The US-China trade war isn’t just hurting these two countries and is even hitting America’s allies. The US 25% steel tariffs and 10% Aluminium tariffs also hit the EU when Donald Trump dropped them from the exemption list when no concessions were made on behalf of US interests. As a result, the EU retaliates with tariffs on imports including Harley Davidson, and Florida Orange Juice. Other key trading countries also are being hit by the trade war, including South Korea, Taiwan, and Singapore.

Since the initial $50B tariffs negotiations have deteriorated and Trump has increased the number of targeted goods from 1,333 to 5,984, increasing the total tariff value to $200B on Chinese imports. It doesn’t seem like there is an end in sight and the Bank of England has recently estimated that over the next 3 years there will be a global 2.5% deceleration in the GDP growth rate if the proposed tariffs were to be introduced. That might not sound like much but that could translate to approximately $90 Trillion loss of income.

We’re already starting to see how the trade war is affecting the cost of goods and the performance of businesses with the most prominent being Apple. In their latest quarterly statement Apple has had to revise down its Q1-2019 predictions  as trade in China slows. As a result, Apple lost $46B off it’s market cap, adding to the total of $460B in the last three months. That’s more than the entire net worth of Facebook! Now Apple’s woes (they’re still one of the most valuable companies on earth so woes might be a stretch) are from a number of known factors, but the trade war is certainly a big pressure that they could do without.

[SET TASKS]
A) From the trade-war passage, list the key trading countries named as also being hit by the trade war.
B) Do these statements agree with the trade-war passage? (i) The US steel tariffs were set at 25%. (ii) Trump reduced the number of targeted Chinese goods. (iii) The Bank of England's estimate of a global deceleration in GDP growth covers the next five years.

[DATA LINES]
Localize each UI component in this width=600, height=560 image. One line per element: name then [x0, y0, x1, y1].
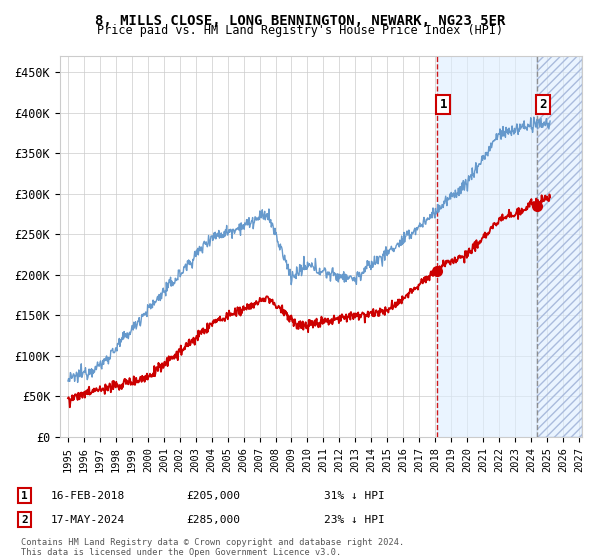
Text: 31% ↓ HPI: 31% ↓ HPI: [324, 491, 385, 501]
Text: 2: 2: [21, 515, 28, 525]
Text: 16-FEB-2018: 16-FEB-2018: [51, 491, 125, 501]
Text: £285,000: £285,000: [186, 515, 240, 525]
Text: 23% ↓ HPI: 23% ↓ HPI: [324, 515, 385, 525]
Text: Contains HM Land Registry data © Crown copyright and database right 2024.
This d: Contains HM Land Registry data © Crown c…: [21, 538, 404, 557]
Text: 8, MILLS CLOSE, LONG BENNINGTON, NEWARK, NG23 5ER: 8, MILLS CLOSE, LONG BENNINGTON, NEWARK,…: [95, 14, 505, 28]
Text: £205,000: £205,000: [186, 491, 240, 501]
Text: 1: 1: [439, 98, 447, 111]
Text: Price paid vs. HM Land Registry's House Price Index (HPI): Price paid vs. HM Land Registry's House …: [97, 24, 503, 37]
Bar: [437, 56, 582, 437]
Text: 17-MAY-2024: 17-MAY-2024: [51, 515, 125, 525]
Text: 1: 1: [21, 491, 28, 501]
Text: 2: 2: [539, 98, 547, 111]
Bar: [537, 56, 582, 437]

---

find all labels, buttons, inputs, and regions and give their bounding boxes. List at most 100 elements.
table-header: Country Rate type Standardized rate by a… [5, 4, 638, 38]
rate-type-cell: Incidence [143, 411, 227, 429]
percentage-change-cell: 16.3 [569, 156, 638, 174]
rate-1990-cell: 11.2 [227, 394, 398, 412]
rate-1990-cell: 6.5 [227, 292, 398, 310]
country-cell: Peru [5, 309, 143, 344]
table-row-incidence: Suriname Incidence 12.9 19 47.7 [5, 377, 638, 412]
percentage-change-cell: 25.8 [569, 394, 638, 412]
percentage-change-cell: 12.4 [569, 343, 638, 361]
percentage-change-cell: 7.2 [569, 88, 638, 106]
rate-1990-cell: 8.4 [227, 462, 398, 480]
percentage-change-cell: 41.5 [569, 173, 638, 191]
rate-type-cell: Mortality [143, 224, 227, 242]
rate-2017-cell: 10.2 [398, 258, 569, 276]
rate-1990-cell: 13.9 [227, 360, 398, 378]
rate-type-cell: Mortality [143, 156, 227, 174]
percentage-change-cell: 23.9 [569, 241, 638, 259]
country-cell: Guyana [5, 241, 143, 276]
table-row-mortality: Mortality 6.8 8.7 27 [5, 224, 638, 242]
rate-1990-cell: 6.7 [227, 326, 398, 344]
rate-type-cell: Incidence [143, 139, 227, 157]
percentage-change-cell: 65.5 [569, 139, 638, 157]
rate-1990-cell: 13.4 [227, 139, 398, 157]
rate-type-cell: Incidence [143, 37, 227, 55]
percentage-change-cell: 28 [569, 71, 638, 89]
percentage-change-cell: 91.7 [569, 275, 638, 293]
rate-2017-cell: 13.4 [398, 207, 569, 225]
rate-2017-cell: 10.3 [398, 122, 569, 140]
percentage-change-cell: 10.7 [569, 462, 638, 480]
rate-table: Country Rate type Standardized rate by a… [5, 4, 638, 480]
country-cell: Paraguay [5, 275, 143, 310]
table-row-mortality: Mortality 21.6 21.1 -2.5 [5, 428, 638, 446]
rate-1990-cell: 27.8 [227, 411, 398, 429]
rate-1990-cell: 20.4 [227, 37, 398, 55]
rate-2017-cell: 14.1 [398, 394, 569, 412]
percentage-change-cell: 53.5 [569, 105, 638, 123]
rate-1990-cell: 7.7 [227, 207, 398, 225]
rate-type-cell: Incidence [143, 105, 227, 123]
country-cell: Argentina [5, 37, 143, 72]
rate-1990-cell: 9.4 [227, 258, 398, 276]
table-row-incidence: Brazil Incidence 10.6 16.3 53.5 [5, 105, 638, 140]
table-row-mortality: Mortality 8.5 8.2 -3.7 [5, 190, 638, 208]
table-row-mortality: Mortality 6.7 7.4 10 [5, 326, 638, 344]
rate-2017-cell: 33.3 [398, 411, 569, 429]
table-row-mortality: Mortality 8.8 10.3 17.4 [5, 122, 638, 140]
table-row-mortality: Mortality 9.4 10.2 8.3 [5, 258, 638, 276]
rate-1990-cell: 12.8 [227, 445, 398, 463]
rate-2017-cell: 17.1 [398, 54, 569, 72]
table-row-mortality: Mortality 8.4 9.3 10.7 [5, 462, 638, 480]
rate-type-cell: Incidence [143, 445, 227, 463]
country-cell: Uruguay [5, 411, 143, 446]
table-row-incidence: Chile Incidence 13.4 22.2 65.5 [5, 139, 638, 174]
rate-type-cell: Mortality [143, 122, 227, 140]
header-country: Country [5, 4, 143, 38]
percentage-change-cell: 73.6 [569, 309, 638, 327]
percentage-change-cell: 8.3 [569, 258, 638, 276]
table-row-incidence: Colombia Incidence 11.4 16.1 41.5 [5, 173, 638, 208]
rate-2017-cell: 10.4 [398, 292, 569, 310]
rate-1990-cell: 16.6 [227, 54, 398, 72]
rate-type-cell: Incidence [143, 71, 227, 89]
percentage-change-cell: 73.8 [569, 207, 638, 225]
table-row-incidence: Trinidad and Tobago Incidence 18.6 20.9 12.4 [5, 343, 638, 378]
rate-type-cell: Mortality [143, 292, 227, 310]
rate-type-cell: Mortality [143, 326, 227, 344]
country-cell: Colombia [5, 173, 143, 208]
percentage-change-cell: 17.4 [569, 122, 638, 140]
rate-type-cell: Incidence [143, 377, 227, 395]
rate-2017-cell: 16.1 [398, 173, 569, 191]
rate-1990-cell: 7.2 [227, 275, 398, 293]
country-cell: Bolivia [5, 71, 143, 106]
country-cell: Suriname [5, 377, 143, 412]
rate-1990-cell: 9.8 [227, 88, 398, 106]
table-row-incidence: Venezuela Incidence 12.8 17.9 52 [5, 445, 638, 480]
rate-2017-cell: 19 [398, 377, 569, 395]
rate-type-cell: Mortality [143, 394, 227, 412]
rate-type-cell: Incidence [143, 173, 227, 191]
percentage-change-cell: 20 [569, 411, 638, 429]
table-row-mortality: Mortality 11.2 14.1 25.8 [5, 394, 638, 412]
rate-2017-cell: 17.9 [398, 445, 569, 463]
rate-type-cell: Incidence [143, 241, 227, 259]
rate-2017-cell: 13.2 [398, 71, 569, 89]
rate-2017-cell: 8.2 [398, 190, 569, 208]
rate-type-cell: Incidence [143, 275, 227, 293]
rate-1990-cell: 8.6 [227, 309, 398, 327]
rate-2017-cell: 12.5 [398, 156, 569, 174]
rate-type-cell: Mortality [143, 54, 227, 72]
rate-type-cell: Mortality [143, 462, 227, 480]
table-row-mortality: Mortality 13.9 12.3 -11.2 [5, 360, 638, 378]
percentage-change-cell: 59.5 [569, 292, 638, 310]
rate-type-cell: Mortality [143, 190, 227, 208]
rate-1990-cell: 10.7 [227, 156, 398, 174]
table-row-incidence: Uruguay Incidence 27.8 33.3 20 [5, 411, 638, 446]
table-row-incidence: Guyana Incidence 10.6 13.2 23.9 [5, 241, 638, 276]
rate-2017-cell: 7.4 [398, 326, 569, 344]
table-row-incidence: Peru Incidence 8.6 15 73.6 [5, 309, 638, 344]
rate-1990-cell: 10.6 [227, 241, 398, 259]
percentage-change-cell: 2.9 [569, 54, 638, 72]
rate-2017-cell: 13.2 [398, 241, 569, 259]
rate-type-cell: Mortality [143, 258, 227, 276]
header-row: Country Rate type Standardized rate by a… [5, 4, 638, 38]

---

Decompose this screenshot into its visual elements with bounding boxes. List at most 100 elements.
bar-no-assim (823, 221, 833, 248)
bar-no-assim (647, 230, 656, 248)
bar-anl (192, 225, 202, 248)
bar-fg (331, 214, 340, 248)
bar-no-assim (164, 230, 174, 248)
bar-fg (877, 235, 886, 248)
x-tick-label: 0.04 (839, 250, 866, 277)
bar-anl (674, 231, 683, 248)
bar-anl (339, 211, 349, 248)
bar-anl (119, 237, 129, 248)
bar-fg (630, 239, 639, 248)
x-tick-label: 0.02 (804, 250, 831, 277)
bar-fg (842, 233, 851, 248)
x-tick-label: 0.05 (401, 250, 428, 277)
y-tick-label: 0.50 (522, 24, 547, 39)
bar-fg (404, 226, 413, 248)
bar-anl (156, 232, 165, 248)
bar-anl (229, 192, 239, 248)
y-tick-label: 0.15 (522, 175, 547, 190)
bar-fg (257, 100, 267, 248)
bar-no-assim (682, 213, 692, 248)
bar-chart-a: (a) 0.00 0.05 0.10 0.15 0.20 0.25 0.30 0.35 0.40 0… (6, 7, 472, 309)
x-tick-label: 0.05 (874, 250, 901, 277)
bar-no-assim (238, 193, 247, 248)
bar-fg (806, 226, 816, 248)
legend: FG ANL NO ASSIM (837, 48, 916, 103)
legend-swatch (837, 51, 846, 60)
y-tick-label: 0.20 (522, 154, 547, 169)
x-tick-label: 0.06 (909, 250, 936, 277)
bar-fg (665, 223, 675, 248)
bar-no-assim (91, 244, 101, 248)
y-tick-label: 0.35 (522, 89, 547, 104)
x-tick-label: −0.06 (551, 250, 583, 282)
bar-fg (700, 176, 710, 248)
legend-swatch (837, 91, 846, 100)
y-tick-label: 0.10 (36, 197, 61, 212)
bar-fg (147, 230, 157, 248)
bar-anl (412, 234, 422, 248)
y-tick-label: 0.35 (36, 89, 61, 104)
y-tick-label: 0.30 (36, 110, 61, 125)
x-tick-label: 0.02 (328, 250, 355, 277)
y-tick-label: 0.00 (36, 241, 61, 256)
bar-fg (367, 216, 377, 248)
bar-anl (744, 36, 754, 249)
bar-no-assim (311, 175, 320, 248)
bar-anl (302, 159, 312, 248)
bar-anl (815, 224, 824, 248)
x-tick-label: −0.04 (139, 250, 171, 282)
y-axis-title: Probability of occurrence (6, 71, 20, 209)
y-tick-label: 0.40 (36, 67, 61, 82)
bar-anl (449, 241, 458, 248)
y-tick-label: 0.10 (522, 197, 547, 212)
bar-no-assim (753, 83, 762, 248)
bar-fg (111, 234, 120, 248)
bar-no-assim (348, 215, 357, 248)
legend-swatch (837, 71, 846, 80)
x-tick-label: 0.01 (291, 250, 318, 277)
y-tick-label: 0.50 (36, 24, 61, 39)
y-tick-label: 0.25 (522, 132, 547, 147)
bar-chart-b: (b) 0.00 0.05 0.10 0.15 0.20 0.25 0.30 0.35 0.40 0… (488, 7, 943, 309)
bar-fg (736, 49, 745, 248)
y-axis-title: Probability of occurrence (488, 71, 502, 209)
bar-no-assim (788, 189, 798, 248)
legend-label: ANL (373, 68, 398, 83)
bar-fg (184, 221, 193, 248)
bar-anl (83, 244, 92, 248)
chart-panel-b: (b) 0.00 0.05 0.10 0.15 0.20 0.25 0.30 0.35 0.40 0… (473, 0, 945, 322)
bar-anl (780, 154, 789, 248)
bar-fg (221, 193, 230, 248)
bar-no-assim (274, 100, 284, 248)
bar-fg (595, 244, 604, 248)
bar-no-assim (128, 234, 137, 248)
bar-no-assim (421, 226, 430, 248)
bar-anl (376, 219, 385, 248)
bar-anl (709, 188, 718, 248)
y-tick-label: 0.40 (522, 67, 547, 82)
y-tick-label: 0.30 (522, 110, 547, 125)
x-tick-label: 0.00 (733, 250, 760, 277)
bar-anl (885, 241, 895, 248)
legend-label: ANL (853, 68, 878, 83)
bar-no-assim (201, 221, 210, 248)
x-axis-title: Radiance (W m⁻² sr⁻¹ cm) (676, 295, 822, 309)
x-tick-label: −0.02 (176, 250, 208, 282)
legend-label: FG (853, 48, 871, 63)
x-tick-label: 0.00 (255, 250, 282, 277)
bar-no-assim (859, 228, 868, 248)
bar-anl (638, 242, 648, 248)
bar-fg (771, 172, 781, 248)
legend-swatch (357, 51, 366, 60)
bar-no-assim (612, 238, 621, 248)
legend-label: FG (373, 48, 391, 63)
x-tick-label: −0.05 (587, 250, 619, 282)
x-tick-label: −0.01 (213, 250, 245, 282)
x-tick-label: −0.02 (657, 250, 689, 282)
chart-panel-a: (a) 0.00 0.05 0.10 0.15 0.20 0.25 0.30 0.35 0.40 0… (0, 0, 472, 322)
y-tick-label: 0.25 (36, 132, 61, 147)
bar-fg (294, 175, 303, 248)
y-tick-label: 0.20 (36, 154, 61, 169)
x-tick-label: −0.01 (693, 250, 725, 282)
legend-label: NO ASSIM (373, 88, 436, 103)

[ANSWERS TO THE TASKS]
A) South Korea, Taiwan, Singapore

B)
(i) Yes: "The US 25% steel tariffs"
(ii) No: "Trump has increased the number of targeted goods from 1,333 to 5,984"
(iii) No: "over the next 3 years there will be a global 2.5% deceleration in the GDP growth rate"